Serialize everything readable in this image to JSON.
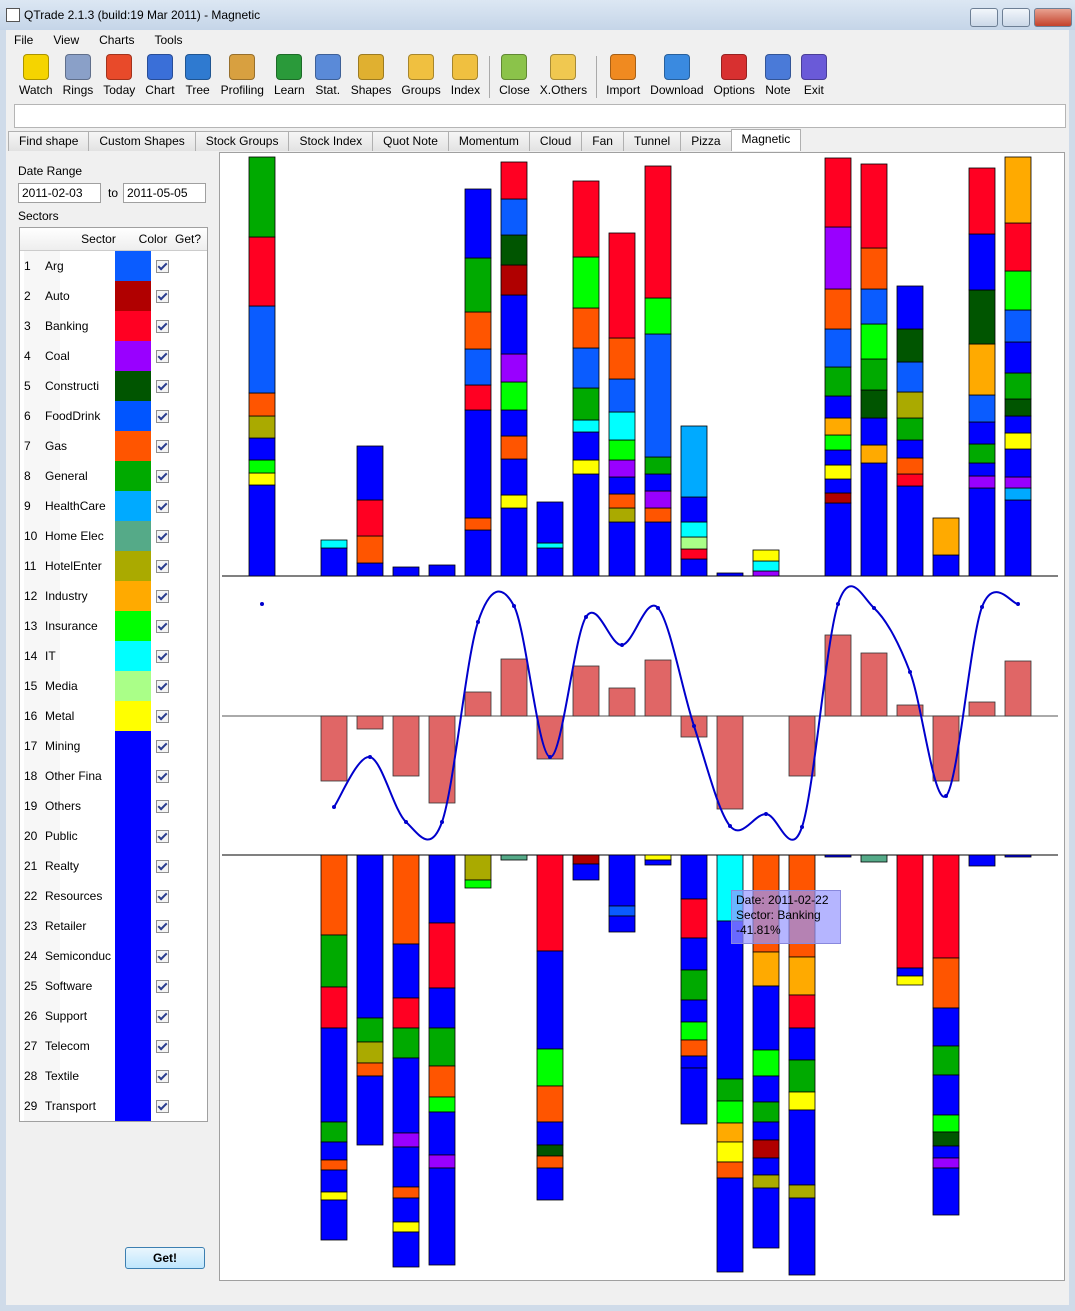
{
  "window": {
    "title": "QTrade 2.1.3 (build:19 Mar 2011) - Magnetic"
  },
  "menu": [
    "File",
    "View",
    "Charts",
    "Tools"
  ],
  "toolbar": [
    [
      "Watch",
      "Rings",
      "Today",
      "Chart",
      "Tree",
      "Profiling",
      "Learn",
      "Stat.",
      "Shapes",
      "Groups",
      "Index"
    ],
    [
      "Close",
      "X.Others"
    ],
    [
      "Import",
      "Download",
      "Options",
      "Note",
      "Exit"
    ]
  ],
  "tabs": {
    "items": [
      "Find shape",
      "Custom Shapes",
      "Stock Groups",
      "Stock Index",
      "Quot Note",
      "Momentum",
      "Cloud",
      "Fan",
      "Tunnel",
      "Pizza",
      "Magnetic"
    ],
    "active": 10
  },
  "panel": {
    "date_range_label": "Date Range",
    "from": "2011-02-03",
    "to_label": "to",
    "to": "2011-05-05",
    "sectors_label": "Sectors",
    "button": "Get!"
  },
  "sectors": {
    "columns": [
      "Sector",
      "Color",
      "Get?"
    ],
    "rows": [
      {
        "no": 1,
        "name": "Arg",
        "color": "#0a5cff",
        "get": true
      },
      {
        "no": 2,
        "name": "Auto",
        "color": "#b00000",
        "get": true
      },
      {
        "no": 3,
        "name": "Banking",
        "color": "#ff0022",
        "get": true
      },
      {
        "no": 4,
        "name": "Coal",
        "color": "#9900ff",
        "get": true
      },
      {
        "no": 5,
        "name": "Constructi",
        "color": "#005500",
        "get": true
      },
      {
        "no": 6,
        "name": "FoodDrink",
        "color": "#0055ff",
        "get": true
      },
      {
        "no": 7,
        "name": "Gas",
        "color": "#ff5500",
        "get": true
      },
      {
        "no": 8,
        "name": "General",
        "color": "#00aa00",
        "get": true
      },
      {
        "no": 9,
        "name": "HealthCare",
        "color": "#00aaff",
        "get": true
      },
      {
        "no": 10,
        "name": "Home Elec",
        "color": "#55aa88",
        "get": true
      },
      {
        "no": 11,
        "name": "HotelEnter",
        "color": "#aaaa00",
        "get": true
      },
      {
        "no": 12,
        "name": "Industry",
        "color": "#ffaa00",
        "get": true
      },
      {
        "no": 13,
        "name": "Insurance",
        "color": "#00ff00",
        "get": true
      },
      {
        "no": 14,
        "name": "IT",
        "color": "#00ffff",
        "get": true
      },
      {
        "no": 15,
        "name": "Media",
        "color": "#aaff88",
        "get": true
      },
      {
        "no": 16,
        "name": "Metal",
        "color": "#ffff00",
        "get": true
      },
      {
        "no": 17,
        "name": "Mining",
        "color": "#0000ff",
        "get": true
      },
      {
        "no": 18,
        "name": "Other Fina",
        "color": "#0000ff",
        "get": true
      },
      {
        "no": 19,
        "name": "Others",
        "color": "#0000ff",
        "get": true
      },
      {
        "no": 20,
        "name": "Public",
        "color": "#0000ff",
        "get": true
      },
      {
        "no": 21,
        "name": "Realty",
        "color": "#0000ff",
        "get": true
      },
      {
        "no": 22,
        "name": "Resources",
        "color": "#0000ff",
        "get": true
      },
      {
        "no": 23,
        "name": "Retailer",
        "color": "#0000ff",
        "get": true
      },
      {
        "no": 24,
        "name": "Semiconduc",
        "color": "#0000ff",
        "get": true
      },
      {
        "no": 25,
        "name": "Software",
        "color": "#0000ff",
        "get": true
      },
      {
        "no": 26,
        "name": "Support",
        "color": "#0000ff",
        "get": true
      },
      {
        "no": 27,
        "name": "Telecom",
        "color": "#0000ff",
        "get": true
      },
      {
        "no": 28,
        "name": "Textile",
        "color": "#0000ff",
        "get": true
      },
      {
        "no": 29,
        "name": "Transport",
        "color": "#0000ff",
        "get": true
      }
    ]
  },
  "chart_data": [
    {
      "type": "stacked-bar",
      "direction": "up",
      "ylim": [
        0,
        420
      ],
      "stacks": [
        [
          [
            16,
            91
          ],
          [
            15,
            12
          ],
          [
            12,
            13
          ],
          [
            17,
            22
          ],
          [
            10,
            22
          ],
          [
            6,
            23
          ],
          [
            0,
            87
          ],
          [
            2,
            69
          ],
          [
            7,
            80
          ]
        ],
        [],
        [
          [
            16,
            28
          ],
          [
            13,
            8
          ]
        ],
        [
          [
            16,
            13
          ],
          [
            6,
            27
          ],
          [
            2,
            36
          ],
          [
            17,
            54
          ]
        ],
        [
          [
            16,
            9
          ]
        ],
        [
          [
            16,
            11
          ]
        ],
        [
          [
            16,
            46
          ],
          [
            6,
            12
          ],
          [
            17,
            108
          ],
          [
            2,
            25
          ],
          [
            0,
            36
          ],
          [
            6,
            37
          ],
          [
            7,
            54
          ],
          [
            18,
            69
          ]
        ],
        [
          [
            16,
            68
          ],
          [
            15,
            13
          ],
          [
            17,
            36
          ],
          [
            6,
            23
          ],
          [
            18,
            26
          ],
          [
            12,
            28
          ],
          [
            3,
            28
          ],
          [
            19,
            59
          ],
          [
            1,
            30
          ],
          [
            4,
            30
          ],
          [
            0,
            36
          ],
          [
            2,
            37
          ]
        ],
        [
          [
            16,
            28
          ],
          [
            13,
            5
          ],
          [
            17,
            41
          ]
        ],
        [
          [
            16,
            102
          ],
          [
            15,
            14
          ],
          [
            17,
            28
          ],
          [
            13,
            12
          ],
          [
            7,
            32
          ],
          [
            0,
            40
          ],
          [
            6,
            40
          ],
          [
            12,
            51
          ],
          [
            2,
            76
          ]
        ],
        [
          [
            16,
            54
          ],
          [
            10,
            14
          ],
          [
            6,
            14
          ],
          [
            17,
            17
          ],
          [
            3,
            17
          ],
          [
            12,
            20
          ],
          [
            13,
            28
          ],
          [
            0,
            33
          ],
          [
            6,
            41
          ],
          [
            2,
            105
          ]
        ],
        [
          [
            16,
            54
          ],
          [
            6,
            14
          ],
          [
            3,
            17
          ],
          [
            17,
            17
          ],
          [
            7,
            17
          ],
          [
            0,
            123
          ],
          [
            12,
            36
          ],
          [
            2,
            132
          ]
        ],
        [
          [
            16,
            17
          ],
          [
            2,
            10
          ],
          [
            14,
            12
          ],
          [
            13,
            15
          ],
          [
            17,
            25
          ],
          [
            8,
            71
          ]
        ],
        [
          [
            16,
            3
          ]
        ],
        [
          [
            3,
            5
          ],
          [
            13,
            10
          ],
          [
            15,
            11
          ]
        ],
        [],
        [
          [
            16,
            73
          ],
          [
            1,
            10
          ],
          [
            17,
            14
          ],
          [
            15,
            14
          ],
          [
            18,
            15
          ],
          [
            12,
            15
          ],
          [
            11,
            17
          ],
          [
            19,
            22
          ],
          [
            7,
            29
          ],
          [
            0,
            38
          ],
          [
            6,
            40
          ],
          [
            3,
            62
          ],
          [
            2,
            69
          ]
        ],
        [
          [
            16,
            113
          ],
          [
            11,
            18
          ],
          [
            17,
            27
          ],
          [
            4,
            28
          ],
          [
            7,
            31
          ],
          [
            12,
            35
          ],
          [
            0,
            35
          ],
          [
            6,
            41
          ],
          [
            2,
            84
          ]
        ],
        [
          [
            16,
            90
          ],
          [
            2,
            12
          ],
          [
            6,
            16
          ],
          [
            17,
            18
          ],
          [
            7,
            22
          ],
          [
            10,
            26
          ],
          [
            0,
            30
          ],
          [
            4,
            33
          ],
          [
            18,
            43
          ]
        ],
        [
          [
            16,
            21
          ],
          [
            11,
            37
          ]
        ],
        [
          [
            16,
            88
          ],
          [
            3,
            12
          ],
          [
            17,
            13
          ],
          [
            7,
            19
          ],
          [
            18,
            22
          ],
          [
            0,
            27
          ],
          [
            11,
            51
          ],
          [
            4,
            54
          ],
          [
            19,
            56
          ],
          [
            2,
            66
          ]
        ],
        [
          [
            16,
            76
          ],
          [
            8,
            12
          ],
          [
            3,
            11
          ],
          [
            17,
            28
          ],
          [
            15,
            16
          ],
          [
            18,
            17
          ],
          [
            4,
            17
          ],
          [
            7,
            26
          ],
          [
            19,
            31
          ],
          [
            0,
            32
          ],
          [
            12,
            39
          ],
          [
            2,
            48
          ],
          [
            11,
            66
          ]
        ]
      ]
    },
    {
      "type": "bar-line",
      "ylim": [
        -140,
        140
      ],
      "bar_color": "#e06666",
      "line_color": "#0000cc",
      "values": [
        0,
        0,
        -65,
        -13,
        -60,
        -87,
        24,
        57,
        -43,
        50,
        28,
        56,
        -21,
        -93,
        0,
        -60,
        81,
        63,
        11,
        -65,
        14,
        55
      ],
      "line": [
        112,
        null,
        -91,
        -41,
        -106,
        -106,
        94,
        110,
        -41,
        99,
        71,
        108,
        -10,
        -110,
        -98,
        -111,
        112,
        108,
        44,
        -80,
        109,
        112
      ]
    },
    {
      "type": "stacked-bar",
      "direction": "down",
      "ylim": [
        0,
        420
      ],
      "stacks": [
        [],
        [],
        [
          [
            6,
            80
          ],
          [
            7,
            52
          ],
          [
            2,
            41
          ],
          [
            16,
            94
          ],
          [
            7,
            20
          ],
          [
            17,
            18
          ],
          [
            6,
            10
          ],
          [
            18,
            22
          ],
          [
            15,
            8
          ],
          [
            16,
            40
          ]
        ],
        [
          [
            16,
            163
          ],
          [
            7,
            24
          ],
          [
            10,
            21
          ],
          [
            6,
            13
          ],
          [
            17,
            69
          ]
        ],
        [
          [
            6,
            89
          ],
          [
            16,
            54
          ],
          [
            2,
            30
          ],
          [
            7,
            30
          ],
          [
            17,
            75
          ],
          [
            3,
            14
          ],
          [
            18,
            40
          ],
          [
            6,
            11
          ],
          [
            16,
            24
          ],
          [
            15,
            10
          ],
          [
            17,
            35
          ]
        ],
        [
          [
            16,
            68
          ],
          [
            2,
            65
          ],
          [
            17,
            40
          ],
          [
            7,
            38
          ],
          [
            6,
            31
          ],
          [
            12,
            15
          ],
          [
            18,
            43
          ],
          [
            3,
            13
          ],
          [
            16,
            97
          ]
        ],
        [
          [
            10,
            25
          ],
          [
            12,
            8
          ]
        ],
        [
          [
            9,
            5
          ]
        ],
        [
          [
            2,
            96
          ],
          [
            16,
            98
          ],
          [
            12,
            37
          ],
          [
            6,
            36
          ],
          [
            17,
            23
          ],
          [
            4,
            11
          ],
          [
            6,
            12
          ],
          [
            18,
            32
          ]
        ],
        [
          [
            1,
            9
          ],
          [
            16,
            16
          ]
        ],
        [
          [
            16,
            51
          ],
          [
            0,
            10
          ],
          [
            17,
            16
          ]
        ],
        [
          [
            15,
            5
          ],
          [
            16,
            5
          ]
        ],
        [
          [
            16,
            44
          ],
          [
            2,
            39
          ],
          [
            17,
            32
          ],
          [
            7,
            30
          ],
          [
            18,
            22
          ],
          [
            12,
            18
          ],
          [
            6,
            16
          ],
          [
            19,
            12
          ],
          [
            16,
            56
          ]
        ],
        [
          [
            13,
            66
          ],
          [
            16,
            158
          ],
          [
            7,
            22
          ],
          [
            12,
            22
          ],
          [
            11,
            19
          ],
          [
            15,
            20
          ],
          [
            6,
            16
          ],
          [
            17,
            94
          ]
        ],
        [
          [
            6,
            97
          ],
          [
            11,
            34
          ],
          [
            16,
            64
          ],
          [
            12,
            26
          ],
          [
            17,
            26
          ],
          [
            7,
            20
          ],
          [
            18,
            18
          ],
          [
            1,
            18
          ],
          [
            19,
            17
          ],
          [
            10,
            13
          ],
          [
            16,
            60
          ]
        ],
        [
          [
            6,
            102
          ],
          [
            11,
            38
          ],
          [
            2,
            33
          ],
          [
            16,
            32
          ],
          [
            7,
            32
          ],
          [
            15,
            18
          ],
          [
            17,
            75
          ],
          [
            10,
            13
          ],
          [
            18,
            77
          ]
        ],
        [
          [
            16,
            2
          ]
        ],
        [
          [
            9,
            7
          ]
        ],
        [
          [
            2,
            113
          ],
          [
            16,
            8
          ],
          [
            15,
            9
          ]
        ],
        [
          [
            2,
            103
          ],
          [
            6,
            50
          ],
          [
            16,
            38
          ],
          [
            7,
            29
          ],
          [
            17,
            40
          ],
          [
            12,
            17
          ],
          [
            4,
            14
          ],
          [
            18,
            12
          ],
          [
            3,
            10
          ],
          [
            16,
            47
          ]
        ],
        [
          [
            16,
            11
          ]
        ],
        [
          [
            16,
            2
          ]
        ]
      ]
    }
  ],
  "tooltip": {
    "lines": [
      "Date: 2011-02-22",
      "Sector: Banking",
      "-41.81%"
    ]
  }
}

Written exercise — Search the lines for "Date". Copy each line that has it.

Solution —
    "date_range_label": "Date Range",
      "Date: 2011-02-22",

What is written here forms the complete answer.